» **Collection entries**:
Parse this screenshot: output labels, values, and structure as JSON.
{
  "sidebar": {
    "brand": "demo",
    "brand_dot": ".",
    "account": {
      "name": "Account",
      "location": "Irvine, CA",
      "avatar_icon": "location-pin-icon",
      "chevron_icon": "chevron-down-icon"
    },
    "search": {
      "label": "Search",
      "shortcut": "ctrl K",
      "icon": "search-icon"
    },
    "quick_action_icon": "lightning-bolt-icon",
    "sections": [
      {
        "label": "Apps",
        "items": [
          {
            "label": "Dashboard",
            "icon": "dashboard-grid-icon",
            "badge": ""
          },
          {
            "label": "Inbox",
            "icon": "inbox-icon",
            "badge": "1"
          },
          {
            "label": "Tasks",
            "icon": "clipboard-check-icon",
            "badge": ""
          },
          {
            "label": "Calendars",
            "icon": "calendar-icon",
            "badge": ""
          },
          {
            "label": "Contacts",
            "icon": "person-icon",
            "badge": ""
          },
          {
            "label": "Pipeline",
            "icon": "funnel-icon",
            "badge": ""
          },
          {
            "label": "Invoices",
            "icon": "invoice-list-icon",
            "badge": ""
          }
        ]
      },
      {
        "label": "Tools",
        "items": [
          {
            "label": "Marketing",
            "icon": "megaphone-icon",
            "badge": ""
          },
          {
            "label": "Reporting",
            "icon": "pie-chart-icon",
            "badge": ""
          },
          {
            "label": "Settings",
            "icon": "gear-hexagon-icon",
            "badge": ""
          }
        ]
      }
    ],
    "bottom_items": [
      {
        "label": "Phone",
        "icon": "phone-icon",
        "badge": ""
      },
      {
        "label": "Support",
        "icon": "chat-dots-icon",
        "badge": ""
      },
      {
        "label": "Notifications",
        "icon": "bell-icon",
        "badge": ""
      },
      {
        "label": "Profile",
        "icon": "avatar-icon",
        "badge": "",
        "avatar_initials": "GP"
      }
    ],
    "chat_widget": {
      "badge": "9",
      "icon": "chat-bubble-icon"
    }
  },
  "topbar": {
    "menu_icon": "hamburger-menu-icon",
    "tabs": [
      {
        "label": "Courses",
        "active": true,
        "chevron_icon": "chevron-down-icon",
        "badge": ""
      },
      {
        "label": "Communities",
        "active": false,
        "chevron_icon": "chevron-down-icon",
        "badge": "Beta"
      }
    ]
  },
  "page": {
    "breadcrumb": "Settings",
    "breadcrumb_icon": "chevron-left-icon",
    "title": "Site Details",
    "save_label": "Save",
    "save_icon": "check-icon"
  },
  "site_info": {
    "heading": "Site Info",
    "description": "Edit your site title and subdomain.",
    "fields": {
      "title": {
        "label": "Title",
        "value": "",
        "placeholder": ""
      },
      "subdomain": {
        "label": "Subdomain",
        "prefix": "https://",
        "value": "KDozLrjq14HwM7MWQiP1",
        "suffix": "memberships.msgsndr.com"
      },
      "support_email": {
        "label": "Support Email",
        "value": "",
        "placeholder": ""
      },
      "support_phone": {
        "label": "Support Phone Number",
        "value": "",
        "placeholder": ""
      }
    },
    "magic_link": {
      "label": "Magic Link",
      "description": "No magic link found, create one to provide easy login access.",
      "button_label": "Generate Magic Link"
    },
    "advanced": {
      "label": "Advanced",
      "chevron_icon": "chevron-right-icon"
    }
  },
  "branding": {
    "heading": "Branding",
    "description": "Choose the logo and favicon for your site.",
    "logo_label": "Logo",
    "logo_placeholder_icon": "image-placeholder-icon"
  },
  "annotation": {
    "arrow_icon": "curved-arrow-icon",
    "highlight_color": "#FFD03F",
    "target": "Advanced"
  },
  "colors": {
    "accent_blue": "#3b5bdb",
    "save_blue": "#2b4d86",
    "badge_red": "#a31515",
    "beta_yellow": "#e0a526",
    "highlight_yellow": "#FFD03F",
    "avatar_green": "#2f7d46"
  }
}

» **Your task**: Your task is to quote the listing above word for word.

» **Task result**:
Parse this screenshot: output labels, values, and structure as JSON.
{
  "sidebar": {
    "brand": "demo",
    "brand_dot": ".",
    "account": {
      "name": "Account",
      "location": "Irvine, CA",
      "avatar_icon": "location-pin-icon",
      "chevron_icon": "chevron-down-icon"
    },
    "search": {
      "label": "Search",
      "shortcut": "ctrl K",
      "icon": "search-icon"
    },
    "quick_action_icon": "lightning-bolt-icon",
    "sections": [
      {
        "label": "Apps",
        "items": [
          {
            "label": "Dashboard",
            "icon": "dashboard-grid-icon",
            "badge": ""
          },
          {
            "label": "Inbox",
            "icon": "inbox-icon",
            "badge": "1"
          },
          {
            "label": "Tasks",
            "icon": "clipboard-check-icon",
            "badge": ""
          },
          {
            "label": "Calendars",
            "icon": "calendar-icon",
            "badge": ""
          },
          {
            "label": "Contacts",
            "icon": "person-icon",
            "badge": ""
          },
          {
            "label": "Pipeline",
            "icon": "funnel-icon",
            "badge": ""
          },
          {
            "label": "Invoices",
            "icon": "invoice-list-icon",
            "badge": ""
          }
        ]
      },
      {
        "label": "Tools",
        "items": [
          {
            "label": "Marketing",
            "icon": "megaphone-icon",
            "badge": ""
          },
          {
            "label": "Reporting",
            "icon": "pie-chart-icon",
            "badge": ""
          },
          {
            "label": "Settings",
            "icon": "gear-hexagon-icon",
            "badge": ""
          }
        ]
      }
    ],
    "bottom_items": [
      {
        "label": "Phone",
        "icon": "phone-icon",
        "badge": ""
      },
      {
        "label": "Support",
        "icon": "chat-dots-icon",
        "badge": ""
      },
      {
        "label": "Notifications",
        "icon": "bell-icon",
        "badge": ""
      },
      {
        "label": "Profile",
        "icon": "avatar-icon",
        "badge": "",
        "avatar_initials": "GP"
      }
    ],
    "chat_widget": {
      "badge": "9",
      "icon": "chat-bubble-icon"
    }
  },
  "topbar": {
    "menu_icon": "hamburger-menu-icon",
    "tabs": [
      {
        "label": "Courses",
        "active": true,
        "chevron_icon": "chevron-down-icon",
        "badge": ""
      },
      {
        "label": "Communities",
        "active": false,
        "chevron_icon": "chevron-down-icon",
        "badge": "Beta"
      }
    ]
  },
  "page": {
    "breadcrumb": "Settings",
    "breadcrumb_icon": "chevron-left-icon",
    "title": "Site Details",
    "save_label": "Save",
    "save_icon": "check-icon"
  },
  "site_info": {
    "heading": "Site Info",
    "description": "Edit your site title and subdomain.",
    "fields": {
      "title": {
        "label": "Title",
        "value": "",
        "placeholder": ""
      },
      "subdomain": {
        "label": "Subdomain",
        "prefix": "https://",
        "value": "KDozLrjq14HwM7MWQiP1",
        "suffix": "memberships.msgsndr.com"
      },
      "support_email": {
        "label": "Support Email",
        "value": "",
        "placeholder": ""
      },
      "support_phone": {
        "label": "Support Phone Number",
        "value": "",
        "placeholder": ""
      }
    },
    "magic_link": {
      "label": "Magic Link",
      "description": "No magic link found, create one to provide easy login access.",
      "button_label": "Generate Magic Link"
    },
    "advanced": {
      "label": "Advanced",
      "chevron_icon": "chevron-right-icon"
    }
  },
  "branding": {
    "heading": "Branding",
    "description": "Choose the logo and favicon for your site.",
    "logo_label": "Logo",
    "logo_placeholder_icon": "image-placeholder-icon"
  },
  "annotation": {
    "arrow_icon": "curved-arrow-icon",
    "highlight_color": "#FFD03F",
    "target": "Advanced"
  },
  "colors": {
    "accent_blue": "#3b5bdb",
    "save_blue": "#2b4d86",
    "badge_red": "#a31515",
    "beta_yellow": "#e0a526",
    "highlight_yellow": "#FFD03F",
    "avatar_green": "#2f7d46"
  }
}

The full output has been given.